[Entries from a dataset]
--- Begin ---
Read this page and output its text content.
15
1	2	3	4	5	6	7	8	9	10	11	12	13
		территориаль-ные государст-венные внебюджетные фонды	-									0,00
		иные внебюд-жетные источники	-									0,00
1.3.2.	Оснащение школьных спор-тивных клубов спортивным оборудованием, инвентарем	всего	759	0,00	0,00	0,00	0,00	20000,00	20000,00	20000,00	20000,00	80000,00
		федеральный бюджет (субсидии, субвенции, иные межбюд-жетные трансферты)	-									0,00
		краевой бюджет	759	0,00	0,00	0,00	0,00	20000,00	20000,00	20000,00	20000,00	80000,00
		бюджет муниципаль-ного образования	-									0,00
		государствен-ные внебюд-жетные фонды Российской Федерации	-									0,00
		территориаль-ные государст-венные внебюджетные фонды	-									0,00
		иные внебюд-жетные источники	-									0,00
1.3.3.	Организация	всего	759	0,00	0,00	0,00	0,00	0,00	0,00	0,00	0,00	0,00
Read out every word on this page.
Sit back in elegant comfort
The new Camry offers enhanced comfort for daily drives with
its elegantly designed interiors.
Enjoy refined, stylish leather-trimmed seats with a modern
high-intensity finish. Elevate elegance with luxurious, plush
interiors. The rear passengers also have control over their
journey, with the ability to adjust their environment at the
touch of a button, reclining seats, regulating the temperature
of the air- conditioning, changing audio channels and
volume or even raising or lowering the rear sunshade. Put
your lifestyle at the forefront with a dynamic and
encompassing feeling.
--- End ---
- **Short task**
Pick out the lines above containing the word "with", then copy them.

- **The solution**
The new Camry offers enhanced comfort for daily drives with
Enjoy refined, stylish leather-trimmed seats with a modern
high-intensity finish. Elevate elegance with luxurious, plush
journey, with the ability to adjust their environment at the
your lifestyle at the forefront with a dynamic and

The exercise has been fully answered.